— Exercise description —
In the entries that follow, find the word "name" and report each line it is on.

_ _ _ _ _

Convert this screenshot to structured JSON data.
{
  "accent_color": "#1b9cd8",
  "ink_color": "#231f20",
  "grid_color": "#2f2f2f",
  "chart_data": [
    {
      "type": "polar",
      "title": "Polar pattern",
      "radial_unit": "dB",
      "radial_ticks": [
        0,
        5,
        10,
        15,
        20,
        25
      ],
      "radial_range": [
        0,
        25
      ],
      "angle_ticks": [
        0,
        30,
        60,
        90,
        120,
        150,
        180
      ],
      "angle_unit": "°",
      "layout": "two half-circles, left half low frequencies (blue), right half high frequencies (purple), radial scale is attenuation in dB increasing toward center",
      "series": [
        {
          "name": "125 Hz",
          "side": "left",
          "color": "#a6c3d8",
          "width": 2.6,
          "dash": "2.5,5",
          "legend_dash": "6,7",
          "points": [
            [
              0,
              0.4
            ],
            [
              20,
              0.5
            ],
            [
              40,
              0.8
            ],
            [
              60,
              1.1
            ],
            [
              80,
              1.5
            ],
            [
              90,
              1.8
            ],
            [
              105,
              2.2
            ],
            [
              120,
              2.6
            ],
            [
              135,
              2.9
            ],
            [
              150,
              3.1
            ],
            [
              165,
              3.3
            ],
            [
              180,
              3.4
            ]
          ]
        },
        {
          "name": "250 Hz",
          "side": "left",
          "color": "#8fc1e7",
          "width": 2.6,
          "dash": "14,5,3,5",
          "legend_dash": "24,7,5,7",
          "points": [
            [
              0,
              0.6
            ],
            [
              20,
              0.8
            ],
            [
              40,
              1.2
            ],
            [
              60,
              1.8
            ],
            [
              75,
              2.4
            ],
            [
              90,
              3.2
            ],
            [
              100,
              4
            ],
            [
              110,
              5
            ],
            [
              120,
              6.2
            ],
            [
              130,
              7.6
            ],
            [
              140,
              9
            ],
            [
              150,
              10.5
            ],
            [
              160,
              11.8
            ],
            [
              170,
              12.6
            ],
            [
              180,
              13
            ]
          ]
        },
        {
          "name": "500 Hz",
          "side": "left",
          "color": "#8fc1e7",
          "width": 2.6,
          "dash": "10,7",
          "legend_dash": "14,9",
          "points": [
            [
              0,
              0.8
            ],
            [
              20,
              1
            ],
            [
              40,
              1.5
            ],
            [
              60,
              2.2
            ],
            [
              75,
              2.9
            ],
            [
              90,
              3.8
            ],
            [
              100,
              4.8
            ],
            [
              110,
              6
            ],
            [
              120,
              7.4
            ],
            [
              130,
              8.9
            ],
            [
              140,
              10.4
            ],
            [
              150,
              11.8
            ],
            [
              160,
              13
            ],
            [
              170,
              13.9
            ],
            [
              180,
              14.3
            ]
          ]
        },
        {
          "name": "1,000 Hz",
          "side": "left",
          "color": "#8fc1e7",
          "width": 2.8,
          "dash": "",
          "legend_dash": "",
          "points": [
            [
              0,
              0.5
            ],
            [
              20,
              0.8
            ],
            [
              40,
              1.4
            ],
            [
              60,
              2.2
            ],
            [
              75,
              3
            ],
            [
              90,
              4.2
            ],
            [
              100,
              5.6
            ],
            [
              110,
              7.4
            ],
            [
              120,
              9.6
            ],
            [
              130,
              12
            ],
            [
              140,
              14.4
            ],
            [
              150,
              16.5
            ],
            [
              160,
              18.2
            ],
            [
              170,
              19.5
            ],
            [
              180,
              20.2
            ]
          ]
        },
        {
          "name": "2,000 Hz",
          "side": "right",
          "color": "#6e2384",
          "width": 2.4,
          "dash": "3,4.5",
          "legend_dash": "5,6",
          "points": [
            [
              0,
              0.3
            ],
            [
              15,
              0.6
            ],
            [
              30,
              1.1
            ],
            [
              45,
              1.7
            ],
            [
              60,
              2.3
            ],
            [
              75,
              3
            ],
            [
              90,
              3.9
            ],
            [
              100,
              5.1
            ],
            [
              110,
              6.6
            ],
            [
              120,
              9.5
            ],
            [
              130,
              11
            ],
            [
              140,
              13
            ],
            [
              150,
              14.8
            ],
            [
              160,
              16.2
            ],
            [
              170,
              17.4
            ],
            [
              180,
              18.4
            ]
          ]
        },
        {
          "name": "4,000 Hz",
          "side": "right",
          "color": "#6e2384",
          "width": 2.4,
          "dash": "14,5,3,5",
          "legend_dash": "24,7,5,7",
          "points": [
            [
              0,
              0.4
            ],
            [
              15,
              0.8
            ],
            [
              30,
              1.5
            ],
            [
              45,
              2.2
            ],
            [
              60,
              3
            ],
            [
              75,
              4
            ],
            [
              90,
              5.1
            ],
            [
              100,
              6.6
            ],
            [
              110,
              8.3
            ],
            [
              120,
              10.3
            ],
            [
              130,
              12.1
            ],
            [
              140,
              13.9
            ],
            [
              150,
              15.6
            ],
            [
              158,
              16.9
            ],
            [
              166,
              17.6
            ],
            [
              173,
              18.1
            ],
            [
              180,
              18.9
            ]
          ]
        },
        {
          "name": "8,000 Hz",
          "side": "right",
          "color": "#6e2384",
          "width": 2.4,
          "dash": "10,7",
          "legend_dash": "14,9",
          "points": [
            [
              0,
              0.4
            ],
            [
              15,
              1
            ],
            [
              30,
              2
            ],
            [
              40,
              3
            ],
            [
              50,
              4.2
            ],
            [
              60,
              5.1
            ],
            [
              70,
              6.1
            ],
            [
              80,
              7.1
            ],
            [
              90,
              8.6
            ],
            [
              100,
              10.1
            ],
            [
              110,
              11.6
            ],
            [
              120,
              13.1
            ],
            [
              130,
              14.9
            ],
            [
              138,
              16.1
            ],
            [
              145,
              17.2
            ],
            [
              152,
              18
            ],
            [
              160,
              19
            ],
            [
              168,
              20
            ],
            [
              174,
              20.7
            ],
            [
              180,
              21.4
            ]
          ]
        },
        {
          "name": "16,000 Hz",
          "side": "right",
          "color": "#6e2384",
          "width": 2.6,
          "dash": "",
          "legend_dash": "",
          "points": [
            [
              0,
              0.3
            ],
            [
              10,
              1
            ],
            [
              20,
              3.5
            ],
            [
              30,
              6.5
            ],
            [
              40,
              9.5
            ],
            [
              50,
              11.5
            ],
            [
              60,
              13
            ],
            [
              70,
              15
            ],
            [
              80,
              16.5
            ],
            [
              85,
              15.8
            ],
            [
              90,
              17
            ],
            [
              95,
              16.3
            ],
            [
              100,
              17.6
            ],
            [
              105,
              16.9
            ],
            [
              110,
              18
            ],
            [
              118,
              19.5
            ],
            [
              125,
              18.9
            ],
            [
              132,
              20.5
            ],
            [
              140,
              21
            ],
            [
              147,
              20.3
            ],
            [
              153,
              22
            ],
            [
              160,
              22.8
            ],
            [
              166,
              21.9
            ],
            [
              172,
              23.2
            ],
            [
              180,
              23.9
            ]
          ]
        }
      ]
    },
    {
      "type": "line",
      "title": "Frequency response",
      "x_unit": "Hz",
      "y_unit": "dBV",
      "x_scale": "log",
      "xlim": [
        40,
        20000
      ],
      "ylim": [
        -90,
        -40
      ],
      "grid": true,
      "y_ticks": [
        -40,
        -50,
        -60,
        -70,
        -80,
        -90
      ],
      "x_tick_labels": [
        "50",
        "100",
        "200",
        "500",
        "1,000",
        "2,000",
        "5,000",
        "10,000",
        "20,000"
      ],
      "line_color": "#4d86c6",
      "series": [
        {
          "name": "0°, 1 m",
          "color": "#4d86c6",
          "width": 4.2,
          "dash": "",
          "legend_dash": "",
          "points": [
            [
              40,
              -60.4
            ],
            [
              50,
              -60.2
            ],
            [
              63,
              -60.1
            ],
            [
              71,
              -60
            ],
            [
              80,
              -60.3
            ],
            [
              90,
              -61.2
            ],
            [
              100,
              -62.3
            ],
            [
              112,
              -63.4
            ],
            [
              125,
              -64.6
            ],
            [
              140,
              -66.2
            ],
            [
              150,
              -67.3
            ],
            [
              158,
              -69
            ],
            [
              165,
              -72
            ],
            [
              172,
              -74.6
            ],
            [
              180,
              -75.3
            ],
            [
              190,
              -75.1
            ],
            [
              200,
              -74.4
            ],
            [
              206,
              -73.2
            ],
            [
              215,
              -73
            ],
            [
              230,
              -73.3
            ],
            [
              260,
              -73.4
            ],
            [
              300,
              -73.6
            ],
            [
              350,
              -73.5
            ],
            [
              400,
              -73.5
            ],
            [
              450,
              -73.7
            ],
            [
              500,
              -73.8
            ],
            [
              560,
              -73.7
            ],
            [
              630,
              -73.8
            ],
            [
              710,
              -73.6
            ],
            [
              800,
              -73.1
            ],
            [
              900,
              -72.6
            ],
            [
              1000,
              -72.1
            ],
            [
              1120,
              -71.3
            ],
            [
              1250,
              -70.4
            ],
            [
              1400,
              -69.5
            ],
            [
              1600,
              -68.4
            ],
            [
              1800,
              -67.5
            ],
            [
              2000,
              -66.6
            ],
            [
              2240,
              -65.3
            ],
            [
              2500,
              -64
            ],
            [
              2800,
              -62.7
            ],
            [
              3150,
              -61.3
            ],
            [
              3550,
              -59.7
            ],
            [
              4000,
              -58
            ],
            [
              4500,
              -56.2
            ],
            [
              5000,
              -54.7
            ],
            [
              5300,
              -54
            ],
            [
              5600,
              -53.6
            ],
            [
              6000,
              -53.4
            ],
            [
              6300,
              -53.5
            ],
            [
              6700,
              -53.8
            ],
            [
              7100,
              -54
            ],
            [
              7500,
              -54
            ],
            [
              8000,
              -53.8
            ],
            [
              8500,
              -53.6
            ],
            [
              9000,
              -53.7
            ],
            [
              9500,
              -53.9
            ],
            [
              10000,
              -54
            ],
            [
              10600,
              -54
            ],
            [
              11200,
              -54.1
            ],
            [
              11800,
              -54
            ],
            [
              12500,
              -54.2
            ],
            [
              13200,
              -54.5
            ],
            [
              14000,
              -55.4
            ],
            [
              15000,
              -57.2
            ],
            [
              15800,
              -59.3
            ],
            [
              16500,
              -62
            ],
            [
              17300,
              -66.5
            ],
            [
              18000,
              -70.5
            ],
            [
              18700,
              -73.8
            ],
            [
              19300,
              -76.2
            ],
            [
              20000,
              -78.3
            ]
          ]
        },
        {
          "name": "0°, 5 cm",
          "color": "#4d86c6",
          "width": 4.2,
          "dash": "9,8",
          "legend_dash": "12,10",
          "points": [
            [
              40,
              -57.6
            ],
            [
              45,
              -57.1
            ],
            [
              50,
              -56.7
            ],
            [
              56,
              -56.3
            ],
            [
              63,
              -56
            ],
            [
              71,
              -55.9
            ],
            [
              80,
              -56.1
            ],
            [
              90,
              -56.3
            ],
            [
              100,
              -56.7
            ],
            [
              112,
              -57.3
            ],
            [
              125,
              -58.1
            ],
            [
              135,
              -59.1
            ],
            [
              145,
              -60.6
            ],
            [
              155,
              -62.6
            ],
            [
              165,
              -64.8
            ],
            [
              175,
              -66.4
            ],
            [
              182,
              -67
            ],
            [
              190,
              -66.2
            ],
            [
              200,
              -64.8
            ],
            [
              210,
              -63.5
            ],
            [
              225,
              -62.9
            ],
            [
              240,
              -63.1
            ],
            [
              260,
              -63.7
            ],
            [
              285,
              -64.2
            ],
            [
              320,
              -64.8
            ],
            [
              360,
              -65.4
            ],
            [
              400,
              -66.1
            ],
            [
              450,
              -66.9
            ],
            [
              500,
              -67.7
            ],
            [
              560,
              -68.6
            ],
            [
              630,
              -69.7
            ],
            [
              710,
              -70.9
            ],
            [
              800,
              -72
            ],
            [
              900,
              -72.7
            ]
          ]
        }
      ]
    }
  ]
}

_ _ _ _ _

— Solution to this task —
          "name": "125 Hz",
          "name": "250 Hz",
          "name": "500 Hz",
          "name": "1,000 Hz",
          "name": "2,000 Hz",
          "name": "4,000 Hz",
          "name": "8,000 Hz",
          "name": "16,000 Hz",
          "name": "0°, 1 m",
          "name": "0°, 5 cm",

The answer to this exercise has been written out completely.